**ITEMS:**

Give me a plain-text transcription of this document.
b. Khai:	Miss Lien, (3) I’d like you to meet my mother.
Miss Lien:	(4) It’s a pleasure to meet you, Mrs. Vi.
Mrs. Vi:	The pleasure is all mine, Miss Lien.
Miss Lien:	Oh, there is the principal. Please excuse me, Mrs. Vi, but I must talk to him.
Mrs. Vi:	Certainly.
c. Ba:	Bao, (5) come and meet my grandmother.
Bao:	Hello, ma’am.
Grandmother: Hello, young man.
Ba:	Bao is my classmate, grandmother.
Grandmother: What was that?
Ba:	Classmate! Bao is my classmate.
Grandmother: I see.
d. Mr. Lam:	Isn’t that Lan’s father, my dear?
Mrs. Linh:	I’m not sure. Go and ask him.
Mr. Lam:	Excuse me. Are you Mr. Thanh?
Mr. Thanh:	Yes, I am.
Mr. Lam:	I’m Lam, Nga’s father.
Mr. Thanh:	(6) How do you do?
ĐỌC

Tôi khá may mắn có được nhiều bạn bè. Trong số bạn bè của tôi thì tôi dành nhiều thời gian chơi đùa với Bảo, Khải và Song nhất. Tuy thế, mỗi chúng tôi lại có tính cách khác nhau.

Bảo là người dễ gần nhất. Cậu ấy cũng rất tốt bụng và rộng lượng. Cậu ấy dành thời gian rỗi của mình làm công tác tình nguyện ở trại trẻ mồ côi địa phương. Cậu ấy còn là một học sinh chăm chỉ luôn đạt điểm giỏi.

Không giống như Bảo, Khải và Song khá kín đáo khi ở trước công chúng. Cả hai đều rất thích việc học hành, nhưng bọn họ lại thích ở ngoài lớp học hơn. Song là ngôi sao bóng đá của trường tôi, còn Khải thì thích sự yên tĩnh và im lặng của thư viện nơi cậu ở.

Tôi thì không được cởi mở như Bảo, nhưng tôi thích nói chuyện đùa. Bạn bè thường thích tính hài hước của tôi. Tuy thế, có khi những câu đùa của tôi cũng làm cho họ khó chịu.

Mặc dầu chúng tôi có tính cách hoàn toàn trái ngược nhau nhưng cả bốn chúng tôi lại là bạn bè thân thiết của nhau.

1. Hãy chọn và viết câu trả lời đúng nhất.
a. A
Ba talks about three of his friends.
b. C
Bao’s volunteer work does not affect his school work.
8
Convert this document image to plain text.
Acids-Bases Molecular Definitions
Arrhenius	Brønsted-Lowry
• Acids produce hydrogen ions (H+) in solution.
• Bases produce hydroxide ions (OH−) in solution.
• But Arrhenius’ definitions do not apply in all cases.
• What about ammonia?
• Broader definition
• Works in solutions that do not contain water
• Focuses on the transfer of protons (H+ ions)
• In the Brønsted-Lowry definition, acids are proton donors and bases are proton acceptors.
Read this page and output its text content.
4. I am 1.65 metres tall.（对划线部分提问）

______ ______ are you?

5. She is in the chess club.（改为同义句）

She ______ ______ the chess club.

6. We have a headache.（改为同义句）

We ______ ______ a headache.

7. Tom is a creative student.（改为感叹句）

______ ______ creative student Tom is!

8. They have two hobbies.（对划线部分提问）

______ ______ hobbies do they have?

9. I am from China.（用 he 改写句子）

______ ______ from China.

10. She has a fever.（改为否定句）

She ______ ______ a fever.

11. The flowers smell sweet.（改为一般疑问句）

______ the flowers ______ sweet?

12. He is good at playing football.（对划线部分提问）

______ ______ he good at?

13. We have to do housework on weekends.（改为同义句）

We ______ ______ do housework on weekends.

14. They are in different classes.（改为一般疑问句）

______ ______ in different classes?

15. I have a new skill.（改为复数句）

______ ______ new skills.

**STATED EXERCISE:**
Type out the entries again, word for word.

**EXERCISE OUTPUT:**
Give me a plain-text transcription of this document.
b. Khai:	Miss Lien, (3) I’d like you to meet my mother.
Miss Lien:	(4) It’s a pleasure to meet you, Mrs. Vi.
Mrs. Vi:	The pleasure is all mine, Miss Lien.
Miss Lien:	Oh, there is the principal. Please excuse me, Mrs. Vi, but I must talk to him.
Mrs. Vi:	Certainly.
c. Ba:	Bao, (5) come and meet my grandmother.
Bao:	Hello, ma’am.
Grandmother: Hello, young man.
Ba:	Bao is my classmate, grandmother.
Grandmother: What was that?
Ba:	Classmate! Bao is my classmate.
Grandmother: I see.
d. Mr. Lam:	Isn’t that Lan’s father, my dear?
Mrs. Linh:	I’m not sure. Go and ask him.
Mr. Lam:	Excuse me. Are you Mr. Thanh?
Mr. Thanh:	Yes, I am.
Mr. Lam:	I’m Lam, Nga’s father.
Mr. Thanh:	(6) How do you do?
ĐỌC

Tôi khá may mắn có được nhiều bạn bè. Trong số bạn bè của tôi thì tôi dành nhiều thời gian chơi đùa với Bảo, Khải và Song nhất. Tuy thế, mỗi chúng tôi lại có tính cách khác nhau.

Bảo là người dễ gần nhất. Cậu ấy cũng rất tốt bụng và rộng lượng. Cậu ấy dành thời gian rỗi của mình làm công tác tình nguyện ở trại trẻ mồ côi địa phương. Cậu ấy còn là một học sinh chăm chỉ luôn đạt điểm giỏi.

Không giống như Bảo, Khải và Song khá kín đáo khi ở trước công chúng. Cả hai đều rất thích việc học hành, nhưng bọn họ lại thích ở ngoài lớp học hơn. Song là ngôi sao bóng đá của trường tôi, còn Khải thì thích sự yên tĩnh và im lặng của thư viện nơi cậu ở.

Tôi thì không được cởi mở như Bảo, nhưng tôi thích nói chuyện đùa. Bạn bè thường thích tính hài hước của tôi. Tuy thế, có khi những câu đùa của tôi cũng làm cho họ khó chịu.

Mặc dầu chúng tôi có tính cách hoàn toàn trái ngược nhau nhưng cả bốn chúng tôi lại là bạn bè thân thiết của nhau.

1. Hãy chọn và viết câu trả lời đúng nhất.
a. A
Ba talks about three of his friends.
b. C
Bao’s volunteer work does not affect his school work.
8
Convert this document image to plain text.
Acids-Bases Molecular Definitions
Arrhenius	Brønsted-Lowry
• Acids produce hydrogen ions (H+) in solution.
• Bases produce hydroxide ions (OH−) in solution.
• But Arrhenius’ definitions do not apply in all cases.
• What about ammonia?
• Broader definition
• Works in solutions that do not contain water
• Focuses on the transfer of protons (H+ ions)
• In the Brønsted-Lowry definition, acids are proton donors and bases are proton acceptors.
Read this page and output its text content.
4. I am 1.65 metres tall.（对划线部分提问）

______ ______ are you?

5. She is in the chess club.（改为同义句）

She ______ ______ the chess club.

6. We have a headache.（改为同义句）

We ______ ______ a headache.

7. Tom is a creative student.（改为感叹句）

______ ______ creative student Tom is!

8. They have two hobbies.（对划线部分提问）

______ ______ hobbies do they have?

9. I am from China.（用 he 改写句子）

______ ______ from China.

10. She has a fever.（改为否定句）

She ______ ______ a fever.

11. The flowers smell sweet.（改为一般疑问句）

______ the flowers ______ sweet?

12. He is good at playing football.（对划线部分提问）

______ ______ he good at?

13. We have to do housework on weekends.（改为同义句）

We ______ ______ do housework on weekends.

14. They are in different classes.（改为一般疑问句）

______ ______ in different classes?

15. I have a new skill.（改为复数句）

______ ______ new skills.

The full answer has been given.